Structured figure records
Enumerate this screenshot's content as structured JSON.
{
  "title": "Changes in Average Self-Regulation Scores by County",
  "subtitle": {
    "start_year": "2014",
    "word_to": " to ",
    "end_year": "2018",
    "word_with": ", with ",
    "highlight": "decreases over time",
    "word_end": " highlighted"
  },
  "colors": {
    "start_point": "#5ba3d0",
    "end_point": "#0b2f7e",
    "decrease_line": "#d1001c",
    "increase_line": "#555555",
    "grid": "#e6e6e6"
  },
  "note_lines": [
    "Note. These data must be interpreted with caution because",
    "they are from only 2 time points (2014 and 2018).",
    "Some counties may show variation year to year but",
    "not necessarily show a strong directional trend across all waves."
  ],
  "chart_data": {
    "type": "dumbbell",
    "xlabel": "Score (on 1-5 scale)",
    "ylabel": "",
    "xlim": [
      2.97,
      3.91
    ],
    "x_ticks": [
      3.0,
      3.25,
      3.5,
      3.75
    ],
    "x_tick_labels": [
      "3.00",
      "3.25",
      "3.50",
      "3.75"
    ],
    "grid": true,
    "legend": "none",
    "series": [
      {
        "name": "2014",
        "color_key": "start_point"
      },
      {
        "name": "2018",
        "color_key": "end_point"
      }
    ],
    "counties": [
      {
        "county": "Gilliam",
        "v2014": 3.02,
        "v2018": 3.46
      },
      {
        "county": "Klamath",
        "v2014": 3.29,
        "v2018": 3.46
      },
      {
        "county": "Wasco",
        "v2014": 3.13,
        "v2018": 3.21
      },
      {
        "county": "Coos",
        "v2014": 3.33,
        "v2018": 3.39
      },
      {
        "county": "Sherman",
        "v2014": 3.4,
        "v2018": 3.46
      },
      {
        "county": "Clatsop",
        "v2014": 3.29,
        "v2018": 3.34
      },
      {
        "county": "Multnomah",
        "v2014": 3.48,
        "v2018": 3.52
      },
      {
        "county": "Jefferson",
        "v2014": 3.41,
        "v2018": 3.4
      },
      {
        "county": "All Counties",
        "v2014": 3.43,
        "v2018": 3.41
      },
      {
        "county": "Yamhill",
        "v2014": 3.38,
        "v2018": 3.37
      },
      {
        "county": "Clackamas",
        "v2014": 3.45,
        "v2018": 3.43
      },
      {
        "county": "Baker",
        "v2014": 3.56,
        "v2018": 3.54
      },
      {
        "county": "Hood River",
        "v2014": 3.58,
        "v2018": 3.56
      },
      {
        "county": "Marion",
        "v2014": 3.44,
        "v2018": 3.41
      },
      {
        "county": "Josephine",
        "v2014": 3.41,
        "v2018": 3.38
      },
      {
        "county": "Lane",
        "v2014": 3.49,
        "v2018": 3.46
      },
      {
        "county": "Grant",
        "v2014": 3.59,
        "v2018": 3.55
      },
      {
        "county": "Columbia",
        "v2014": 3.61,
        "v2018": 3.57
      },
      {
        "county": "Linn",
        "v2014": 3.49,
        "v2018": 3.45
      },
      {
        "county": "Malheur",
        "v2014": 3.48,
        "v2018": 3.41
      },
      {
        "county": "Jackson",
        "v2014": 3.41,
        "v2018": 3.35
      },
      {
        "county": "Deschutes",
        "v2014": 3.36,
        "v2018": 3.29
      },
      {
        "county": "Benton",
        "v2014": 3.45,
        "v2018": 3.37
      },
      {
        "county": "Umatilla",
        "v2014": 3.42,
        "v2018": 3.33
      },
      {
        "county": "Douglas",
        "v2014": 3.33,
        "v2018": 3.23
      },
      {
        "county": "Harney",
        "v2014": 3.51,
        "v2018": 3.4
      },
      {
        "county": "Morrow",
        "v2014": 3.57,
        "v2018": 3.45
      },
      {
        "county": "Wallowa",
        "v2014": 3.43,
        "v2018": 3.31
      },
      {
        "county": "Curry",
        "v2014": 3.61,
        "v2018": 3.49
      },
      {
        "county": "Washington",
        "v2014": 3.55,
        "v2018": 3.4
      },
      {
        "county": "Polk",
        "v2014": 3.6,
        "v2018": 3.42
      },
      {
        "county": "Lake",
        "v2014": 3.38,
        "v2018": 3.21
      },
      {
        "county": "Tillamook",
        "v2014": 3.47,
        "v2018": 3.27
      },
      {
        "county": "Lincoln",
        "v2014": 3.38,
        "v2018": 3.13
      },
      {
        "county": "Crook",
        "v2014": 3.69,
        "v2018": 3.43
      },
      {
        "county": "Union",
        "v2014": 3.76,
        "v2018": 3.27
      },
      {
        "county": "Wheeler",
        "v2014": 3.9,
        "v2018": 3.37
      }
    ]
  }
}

Job:
Please give back all of the records exactly as written.

Answer to the task:
Enumerate this screenshot's content as structured JSON.
{
  "title": "Changes in Average Self-Regulation Scores by County",
  "subtitle": {
    "start_year": "2014",
    "word_to": " to ",
    "end_year": "2018",
    "word_with": ", with ",
    "highlight": "decreases over time",
    "word_end": " highlighted"
  },
  "colors": {
    "start_point": "#5ba3d0",
    "end_point": "#0b2f7e",
    "decrease_line": "#d1001c",
    "increase_line": "#555555",
    "grid": "#e6e6e6"
  },
  "note_lines": [
    "Note. These data must be interpreted with caution because",
    "they are from only 2 time points (2014 and 2018).",
    "Some counties may show variation year to year but",
    "not necessarily show a strong directional trend across all waves."
  ],
  "chart_data": {
    "type": "dumbbell",
    "xlabel": "Score (on 1-5 scale)",
    "ylabel": "",
    "xlim": [
      2.97,
      3.91
    ],
    "x_ticks": [
      3.0,
      3.25,
      3.5,
      3.75
    ],
    "x_tick_labels": [
      "3.00",
      "3.25",
      "3.50",
      "3.75"
    ],
    "grid": true,
    "legend": "none",
    "series": [
      {
        "name": "2014",
        "color_key": "start_point"
      },
      {
        "name": "2018",
        "color_key": "end_point"
      }
    ],
    "counties": [
      {
        "county": "Gilliam",
        "v2014": 3.02,
        "v2018": 3.46
      },
      {
        "county": "Klamath",
        "v2014": 3.29,
        "v2018": 3.46
      },
      {
        "county": "Wasco",
        "v2014": 3.13,
        "v2018": 3.21
      },
      {
        "county": "Coos",
        "v2014": 3.33,
        "v2018": 3.39
      },
      {
        "county": "Sherman",
        "v2014": 3.4,
        "v2018": 3.46
      },
      {
        "county": "Clatsop",
        "v2014": 3.29,
        "v2018": 3.34
      },
      {
        "county": "Multnomah",
        "v2014": 3.48,
        "v2018": 3.52
      },
      {
        "county": "Jefferson",
        "v2014": 3.41,
        "v2018": 3.4
      },
      {
        "county": "All Counties",
        "v2014": 3.43,
        "v2018": 3.41
      },
      {
        "county": "Yamhill",
        "v2014": 3.38,
        "v2018": 3.37
      },
      {
        "county": "Clackamas",
        "v2014": 3.45,
        "v2018": 3.43
      },
      {
        "county": "Baker",
        "v2014": 3.56,
        "v2018": 3.54
      },
      {
        "county": "Hood River",
        "v2014": 3.58,
        "v2018": 3.56
      },
      {
        "county": "Marion",
        "v2014": 3.44,
        "v2018": 3.41
      },
      {
        "county": "Josephine",
        "v2014": 3.41,
        "v2018": 3.38
      },
      {
        "county": "Lane",
        "v2014": 3.49,
        "v2018": 3.46
      },
      {
        "county": "Grant",
        "v2014": 3.59,
        "v2018": 3.55
      },
      {
        "county": "Columbia",
        "v2014": 3.61,
        "v2018": 3.57
      },
      {
        "county": "Linn",
        "v2014": 3.49,
        "v2018": 3.45
      },
      {
        "county": "Malheur",
        "v2014": 3.48,
        "v2018": 3.41
      },
      {
        "county": "Jackson",
        "v2014": 3.41,
        "v2018": 3.35
      },
      {
        "county": "Deschutes",
        "v2014": 3.36,
        "v2018": 3.29
      },
      {
        "county": "Benton",
        "v2014": 3.45,
        "v2018": 3.37
      },
      {
        "county": "Umatilla",
        "v2014": 3.42,
        "v2018": 3.33
      },
      {
        "county": "Douglas",
        "v2014": 3.33,
        "v2018": 3.23
      },
      {
        "county": "Harney",
        "v2014": 3.51,
        "v2018": 3.4
      },
      {
        "county": "Morrow",
        "v2014": 3.57,
        "v2018": 3.45
      },
      {
        "county": "Wallowa",
        "v2014": 3.43,
        "v2018": 3.31
      },
      {
        "county": "Curry",
        "v2014": 3.61,
        "v2018": 3.49
      },
      {
        "county": "Washington",
        "v2014": 3.55,
        "v2018": 3.4
      },
      {
        "county": "Polk",
        "v2014": 3.6,
        "v2018": 3.42
      },
      {
        "county": "Lake",
        "v2014": 3.38,
        "v2018": 3.21
      },
      {
        "county": "Tillamook",
        "v2014": 3.47,
        "v2018": 3.27
      },
      {
        "county": "Lincoln",
        "v2014": 3.38,
        "v2018": 3.13
      },
      {
        "county": "Crook",
        "v2014": 3.69,
        "v2018": 3.43
      },
      {
        "county": "Union",
        "v2014": 3.76,
        "v2018": 3.27
      },
      {
        "county": "Wheeler",
        "v2014": 3.9,
        "v2018": 3.37
      }
    ]
  }
}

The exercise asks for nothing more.